▸ **Required work**:
Transcribe only the stretch of lines that opens with the line containing "Enumerate this screenshot's" and closes with the last line of the listing, skipping pictures.

▸ **Extracted data**:

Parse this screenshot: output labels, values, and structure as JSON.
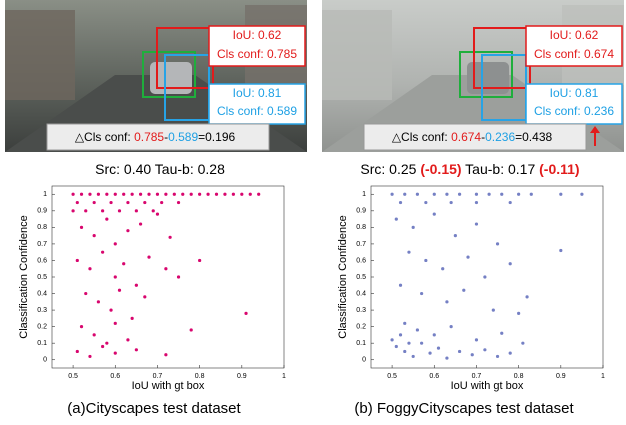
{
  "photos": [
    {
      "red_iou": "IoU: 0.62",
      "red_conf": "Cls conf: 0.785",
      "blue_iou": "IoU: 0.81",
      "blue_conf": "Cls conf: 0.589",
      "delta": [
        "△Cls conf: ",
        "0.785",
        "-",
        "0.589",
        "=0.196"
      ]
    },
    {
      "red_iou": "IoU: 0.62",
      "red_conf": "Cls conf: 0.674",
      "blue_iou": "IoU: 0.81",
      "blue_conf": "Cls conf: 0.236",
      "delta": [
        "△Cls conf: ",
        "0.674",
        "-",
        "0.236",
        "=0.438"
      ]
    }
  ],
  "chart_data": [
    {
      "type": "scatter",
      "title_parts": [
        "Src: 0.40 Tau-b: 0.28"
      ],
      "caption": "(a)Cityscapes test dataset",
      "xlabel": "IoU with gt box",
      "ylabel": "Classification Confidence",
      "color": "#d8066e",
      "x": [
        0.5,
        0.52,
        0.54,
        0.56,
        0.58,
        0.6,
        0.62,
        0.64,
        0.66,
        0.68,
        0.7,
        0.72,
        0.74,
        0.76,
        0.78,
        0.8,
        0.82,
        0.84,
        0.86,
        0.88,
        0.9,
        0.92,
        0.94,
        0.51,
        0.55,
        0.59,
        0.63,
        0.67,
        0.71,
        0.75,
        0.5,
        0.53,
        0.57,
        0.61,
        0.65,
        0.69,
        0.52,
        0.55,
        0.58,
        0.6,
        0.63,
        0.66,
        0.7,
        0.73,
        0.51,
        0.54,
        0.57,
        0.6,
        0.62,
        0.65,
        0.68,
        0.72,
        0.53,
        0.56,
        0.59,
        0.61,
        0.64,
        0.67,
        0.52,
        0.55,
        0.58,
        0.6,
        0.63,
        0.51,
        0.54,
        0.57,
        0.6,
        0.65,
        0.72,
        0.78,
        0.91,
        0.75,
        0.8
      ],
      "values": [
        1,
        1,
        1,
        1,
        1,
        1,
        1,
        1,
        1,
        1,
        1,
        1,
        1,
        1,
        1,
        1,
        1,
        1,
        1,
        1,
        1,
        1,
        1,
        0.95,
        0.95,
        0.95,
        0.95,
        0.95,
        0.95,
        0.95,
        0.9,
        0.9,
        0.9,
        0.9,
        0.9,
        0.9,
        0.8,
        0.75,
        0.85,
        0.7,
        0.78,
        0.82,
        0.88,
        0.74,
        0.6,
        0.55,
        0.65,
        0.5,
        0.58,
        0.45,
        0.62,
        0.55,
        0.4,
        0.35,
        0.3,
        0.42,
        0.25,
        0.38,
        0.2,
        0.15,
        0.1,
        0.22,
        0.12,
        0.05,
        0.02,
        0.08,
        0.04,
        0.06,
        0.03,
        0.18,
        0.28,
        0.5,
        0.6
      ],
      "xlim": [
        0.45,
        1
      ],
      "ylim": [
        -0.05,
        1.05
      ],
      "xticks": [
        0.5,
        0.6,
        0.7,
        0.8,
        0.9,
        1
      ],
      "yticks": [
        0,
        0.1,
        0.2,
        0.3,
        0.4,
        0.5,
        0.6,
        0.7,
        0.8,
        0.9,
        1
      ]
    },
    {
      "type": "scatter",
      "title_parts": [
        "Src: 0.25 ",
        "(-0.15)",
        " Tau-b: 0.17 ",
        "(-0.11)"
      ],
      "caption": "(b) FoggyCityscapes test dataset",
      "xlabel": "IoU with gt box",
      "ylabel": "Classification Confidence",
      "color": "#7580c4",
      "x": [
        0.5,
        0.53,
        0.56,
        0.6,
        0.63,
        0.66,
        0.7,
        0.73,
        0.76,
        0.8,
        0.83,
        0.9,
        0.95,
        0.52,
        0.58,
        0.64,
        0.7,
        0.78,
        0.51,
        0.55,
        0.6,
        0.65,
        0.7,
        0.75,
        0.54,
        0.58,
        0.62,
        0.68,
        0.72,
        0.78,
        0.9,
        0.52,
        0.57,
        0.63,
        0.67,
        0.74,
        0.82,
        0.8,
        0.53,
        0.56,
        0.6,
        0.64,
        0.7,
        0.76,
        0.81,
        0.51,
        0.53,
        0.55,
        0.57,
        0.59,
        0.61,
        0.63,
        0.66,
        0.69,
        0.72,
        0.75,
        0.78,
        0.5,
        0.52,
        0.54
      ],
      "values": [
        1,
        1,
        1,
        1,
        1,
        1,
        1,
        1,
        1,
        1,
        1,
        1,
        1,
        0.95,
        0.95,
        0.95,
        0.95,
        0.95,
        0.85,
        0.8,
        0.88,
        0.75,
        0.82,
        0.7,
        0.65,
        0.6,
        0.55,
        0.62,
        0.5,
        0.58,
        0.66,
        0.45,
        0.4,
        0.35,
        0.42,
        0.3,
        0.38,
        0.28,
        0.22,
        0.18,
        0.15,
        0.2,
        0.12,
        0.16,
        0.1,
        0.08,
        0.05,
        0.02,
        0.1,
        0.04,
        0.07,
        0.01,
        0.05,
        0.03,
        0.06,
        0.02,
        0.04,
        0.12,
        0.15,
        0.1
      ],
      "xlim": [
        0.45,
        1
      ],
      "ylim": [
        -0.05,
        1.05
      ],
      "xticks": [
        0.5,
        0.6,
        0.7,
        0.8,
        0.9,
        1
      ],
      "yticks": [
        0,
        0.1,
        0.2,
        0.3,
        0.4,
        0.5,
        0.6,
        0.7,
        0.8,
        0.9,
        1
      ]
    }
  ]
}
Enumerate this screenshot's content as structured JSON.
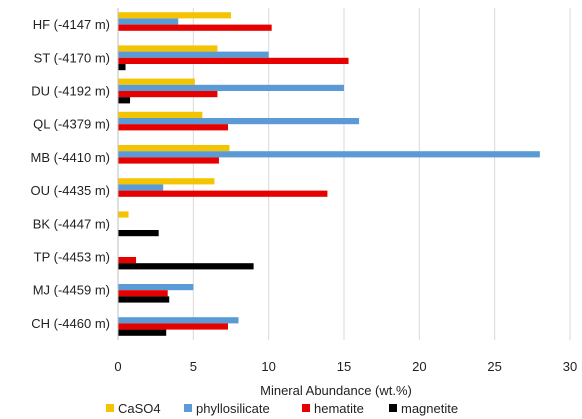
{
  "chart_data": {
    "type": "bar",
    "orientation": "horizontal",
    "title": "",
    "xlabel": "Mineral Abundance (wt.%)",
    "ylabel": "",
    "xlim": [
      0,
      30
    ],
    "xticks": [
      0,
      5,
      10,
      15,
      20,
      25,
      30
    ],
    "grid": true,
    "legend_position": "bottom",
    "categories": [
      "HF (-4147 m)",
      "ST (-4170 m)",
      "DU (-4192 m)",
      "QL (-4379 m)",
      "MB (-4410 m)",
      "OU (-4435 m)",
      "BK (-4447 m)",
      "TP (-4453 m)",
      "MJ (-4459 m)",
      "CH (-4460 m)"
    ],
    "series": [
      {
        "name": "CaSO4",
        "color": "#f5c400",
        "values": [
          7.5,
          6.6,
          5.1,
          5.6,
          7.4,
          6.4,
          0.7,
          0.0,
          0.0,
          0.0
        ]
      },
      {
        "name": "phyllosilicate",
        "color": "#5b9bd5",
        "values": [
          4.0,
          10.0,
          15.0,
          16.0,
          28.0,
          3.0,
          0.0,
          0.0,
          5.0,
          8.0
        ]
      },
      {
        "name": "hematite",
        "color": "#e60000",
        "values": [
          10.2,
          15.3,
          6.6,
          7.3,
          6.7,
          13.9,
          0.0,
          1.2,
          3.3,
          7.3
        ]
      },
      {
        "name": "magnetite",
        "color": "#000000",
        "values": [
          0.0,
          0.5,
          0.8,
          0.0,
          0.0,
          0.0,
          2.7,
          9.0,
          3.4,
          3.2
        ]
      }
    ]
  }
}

▸ **Full response**:
Enumerate this screenshot's content as structured JSON.
{
  "chart_data": {
    "type": "bar",
    "orientation": "horizontal",
    "title": "",
    "xlabel": "Mineral Abundance (wt.%)",
    "ylabel": "",
    "xlim": [
      0,
      30
    ],
    "xticks": [
      0,
      5,
      10,
      15,
      20,
      25,
      30
    ],
    "grid": true,
    "legend_position": "bottom",
    "categories": [
      "HF (-4147 m)",
      "ST (-4170 m)",
      "DU (-4192 m)",
      "QL (-4379 m)",
      "MB (-4410 m)",
      "OU (-4435 m)",
      "BK (-4447 m)",
      "TP (-4453 m)",
      "MJ (-4459 m)",
      "CH (-4460 m)"
    ],
    "series": [
      {
        "name": "CaSO4",
        "color": "#f5c400",
        "values": [
          7.5,
          6.6,
          5.1,
          5.6,
          7.4,
          6.4,
          0.7,
          0.0,
          0.0,
          0.0
        ]
      },
      {
        "name": "phyllosilicate",
        "color": "#5b9bd5",
        "values": [
          4.0,
          10.0,
          15.0,
          16.0,
          28.0,
          3.0,
          0.0,
          0.0,
          5.0,
          8.0
        ]
      },
      {
        "name": "hematite",
        "color": "#e60000",
        "values": [
          10.2,
          15.3,
          6.6,
          7.3,
          6.7,
          13.9,
          0.0,
          1.2,
          3.3,
          7.3
        ]
      },
      {
        "name": "magnetite",
        "color": "#000000",
        "values": [
          0.0,
          0.5,
          0.8,
          0.0,
          0.0,
          0.0,
          2.7,
          9.0,
          3.4,
          3.2
        ]
      }
    ]
  }
}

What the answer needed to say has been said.